Written problem: Write the entries out again exactly as they stand, but without the pictures.

The input:
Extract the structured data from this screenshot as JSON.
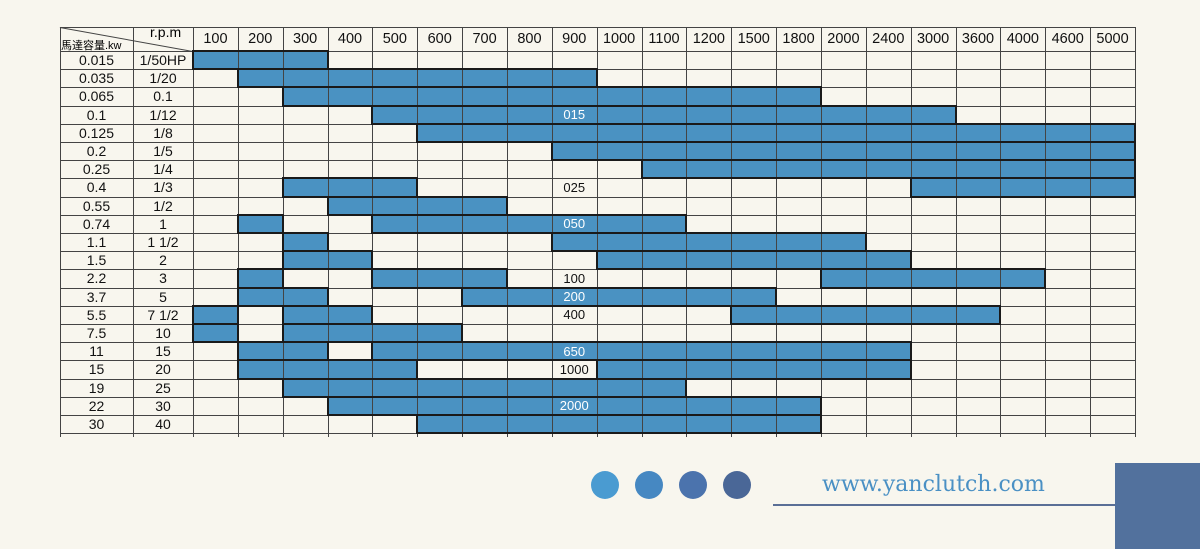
{
  "header": {
    "corner_rpm": "r.p.m",
    "corner_kw": "馬達容量.kw",
    "rpm": [
      "100",
      "200",
      "300",
      "400",
      "500",
      "600",
      "700",
      "800",
      "900",
      "1000",
      "1100",
      "1200",
      "1500",
      "1800",
      "2000",
      "2400",
      "3000",
      "3600",
      "4000",
      "4600",
      "5000"
    ]
  },
  "rows": [
    {
      "kw": "0.015",
      "hp": "1/50HP"
    },
    {
      "kw": "0.035",
      "hp": "1/20"
    },
    {
      "kw": "0.065",
      "hp": "0.1"
    },
    {
      "kw": "0.1",
      "hp": "1/12"
    },
    {
      "kw": "0.125",
      "hp": "1/8"
    },
    {
      "kw": "0.2",
      "hp": "1/5"
    },
    {
      "kw": "0.25",
      "hp": "1/4"
    },
    {
      "kw": "0.4",
      "hp": "1/3"
    },
    {
      "kw": "0.55",
      "hp": "1/2"
    },
    {
      "kw": "0.74",
      "hp": "1"
    },
    {
      "kw": "1.1",
      "hp": "1 1/2"
    },
    {
      "kw": "1.5",
      "hp": "2"
    },
    {
      "kw": "2.2",
      "hp": "3"
    },
    {
      "kw": "3.7",
      "hp": "5"
    },
    {
      "kw": "5.5",
      "hp": "7 1/2"
    },
    {
      "kw": "7.5",
      "hp": "10"
    },
    {
      "kw": "11",
      "hp": "15"
    },
    {
      "kw": "15",
      "hp": "20"
    },
    {
      "kw": "19",
      "hp": "25"
    },
    {
      "kw": "22",
      "hp": "30"
    },
    {
      "kw": "30",
      "hp": "40"
    }
  ],
  "selection": {
    "fills": [
      [
        "100",
        "300"
      ],
      [
        "200",
        "900"
      ],
      [
        "300",
        "1800"
      ],
      [
        "500",
        "3000"
      ],
      [
        "600",
        "5000"
      ],
      [
        "900",
        "5000"
      ],
      [
        "1100",
        "5000"
      ],
      [
        [
          "300",
          "500"
        ],
        [
          "3000",
          "5000"
        ]
      ],
      [
        "400",
        "700"
      ],
      [
        [
          "200",
          "200"
        ],
        [
          "500",
          "1100"
        ]
      ],
      [
        [
          "300",
          "300"
        ],
        [
          "900",
          "2000"
        ]
      ],
      [
        [
          "300",
          "400"
        ],
        [
          "1000",
          "2400"
        ]
      ],
      [
        [
          "200",
          "200"
        ],
        [
          "500",
          "700"
        ],
        [
          "2000",
          "4000"
        ]
      ],
      [
        [
          "200",
          "300"
        ],
        [
          "700",
          "1500"
        ]
      ],
      [
        [
          "100",
          "100"
        ],
        [
          "300",
          "400"
        ],
        [
          "1500",
          "3600"
        ]
      ],
      [
        [
          "100",
          "100"
        ],
        [
          "300",
          "600"
        ]
      ],
      [
        [
          "200",
          "300"
        ],
        [
          "500",
          "2400"
        ]
      ],
      [
        [
          "200",
          "500"
        ],
        [
          "1000",
          "2400"
        ]
      ],
      [
        "300",
        "1100"
      ],
      [
        "400",
        "1800"
      ],
      [
        "600",
        "1800"
      ]
    ],
    "models": [
      {
        "label": "015",
        "row": "0.1",
        "rpm": "900",
        "on_blue": true
      },
      {
        "label": "025",
        "row": "0.4",
        "rpm": "900",
        "on_blue": false
      },
      {
        "label": "050",
        "row": "0.74",
        "rpm": "900",
        "on_blue": true
      },
      {
        "label": "100",
        "row": "2.2",
        "rpm": "900",
        "on_blue": false
      },
      {
        "label": "200",
        "row": "3.7",
        "rpm": "900",
        "on_blue": true
      },
      {
        "label": "400",
        "row": "5.5",
        "rpm": "900",
        "on_blue": false
      },
      {
        "label": "650",
        "row": "11",
        "rpm": "900",
        "on_blue": true
      },
      {
        "label": "1000",
        "row": "15",
        "rpm": "900",
        "on_blue": false
      },
      {
        "label": "2000",
        "row": "22",
        "rpm": "900",
        "on_blue": true
      }
    ]
  },
  "footer": {
    "website": "www.yanclutch.com",
    "dot_colors": [
      "#4a9bd1",
      "#4688c2",
      "#4b73ad",
      "#4a6797"
    ]
  },
  "colors": {
    "background": "#f8f6ee",
    "fill": "#4a92c2",
    "grid": "#444444",
    "accent_block": "#52719d"
  }
}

Complete answer:
Extract the structured data from this screenshot as JSON.
{
  "header": {
    "corner_rpm": "r.p.m",
    "corner_kw": "馬達容量.kw",
    "rpm": [
      "100",
      "200",
      "300",
      "400",
      "500",
      "600",
      "700",
      "800",
      "900",
      "1000",
      "1100",
      "1200",
      "1500",
      "1800",
      "2000",
      "2400",
      "3000",
      "3600",
      "4000",
      "4600",
      "5000"
    ]
  },
  "rows": [
    {
      "kw": "0.015",
      "hp": "1/50HP"
    },
    {
      "kw": "0.035",
      "hp": "1/20"
    },
    {
      "kw": "0.065",
      "hp": "0.1"
    },
    {
      "kw": "0.1",
      "hp": "1/12"
    },
    {
      "kw": "0.125",
      "hp": "1/8"
    },
    {
      "kw": "0.2",
      "hp": "1/5"
    },
    {
      "kw": "0.25",
      "hp": "1/4"
    },
    {
      "kw": "0.4",
      "hp": "1/3"
    },
    {
      "kw": "0.55",
      "hp": "1/2"
    },
    {
      "kw": "0.74",
      "hp": "1"
    },
    {
      "kw": "1.1",
      "hp": "1 1/2"
    },
    {
      "kw": "1.5",
      "hp": "2"
    },
    {
      "kw": "2.2",
      "hp": "3"
    },
    {
      "kw": "3.7",
      "hp": "5"
    },
    {
      "kw": "5.5",
      "hp": "7 1/2"
    },
    {
      "kw": "7.5",
      "hp": "10"
    },
    {
      "kw": "11",
      "hp": "15"
    },
    {
      "kw": "15",
      "hp": "20"
    },
    {
      "kw": "19",
      "hp": "25"
    },
    {
      "kw": "22",
      "hp": "30"
    },
    {
      "kw": "30",
      "hp": "40"
    }
  ],
  "selection": {
    "fills": [
      [
        "100",
        "300"
      ],
      [
        "200",
        "900"
      ],
      [
        "300",
        "1800"
      ],
      [
        "500",
        "3000"
      ],
      [
        "600",
        "5000"
      ],
      [
        "900",
        "5000"
      ],
      [
        "1100",
        "5000"
      ],
      [
        [
          "300",
          "500"
        ],
        [
          "3000",
          "5000"
        ]
      ],
      [
        "400",
        "700"
      ],
      [
        [
          "200",
          "200"
        ],
        [
          "500",
          "1100"
        ]
      ],
      [
        [
          "300",
          "300"
        ],
        [
          "900",
          "2000"
        ]
      ],
      [
        [
          "300",
          "400"
        ],
        [
          "1000",
          "2400"
        ]
      ],
      [
        [
          "200",
          "200"
        ],
        [
          "500",
          "700"
        ],
        [
          "2000",
          "4000"
        ]
      ],
      [
        [
          "200",
          "300"
        ],
        [
          "700",
          "1500"
        ]
      ],
      [
        [
          "100",
          "100"
        ],
        [
          "300",
          "400"
        ],
        [
          "1500",
          "3600"
        ]
      ],
      [
        [
          "100",
          "100"
        ],
        [
          "300",
          "600"
        ]
      ],
      [
        [
          "200",
          "300"
        ],
        [
          "500",
          "2400"
        ]
      ],
      [
        [
          "200",
          "500"
        ],
        [
          "1000",
          "2400"
        ]
      ],
      [
        "300",
        "1100"
      ],
      [
        "400",
        "1800"
      ],
      [
        "600",
        "1800"
      ]
    ],
    "models": [
      {
        "label": "015",
        "row": "0.1",
        "rpm": "900",
        "on_blue": true
      },
      {
        "label": "025",
        "row": "0.4",
        "rpm": "900",
        "on_blue": false
      },
      {
        "label": "050",
        "row": "0.74",
        "rpm": "900",
        "on_blue": true
      },
      {
        "label": "100",
        "row": "2.2",
        "rpm": "900",
        "on_blue": false
      },
      {
        "label": "200",
        "row": "3.7",
        "rpm": "900",
        "on_blue": true
      },
      {
        "label": "400",
        "row": "5.5",
        "rpm": "900",
        "on_blue": false
      },
      {
        "label": "650",
        "row": "11",
        "rpm": "900",
        "on_blue": true
      },
      {
        "label": "1000",
        "row": "15",
        "rpm": "900",
        "on_blue": false
      },
      {
        "label": "2000",
        "row": "22",
        "rpm": "900",
        "on_blue": true
      }
    ]
  },
  "footer": {
    "website": "www.yanclutch.com",
    "dot_colors": [
      "#4a9bd1",
      "#4688c2",
      "#4b73ad",
      "#4a6797"
    ]
  },
  "colors": {
    "background": "#f8f6ee",
    "fill": "#4a92c2",
    "grid": "#444444",
    "accent_block": "#52719d"
  }
}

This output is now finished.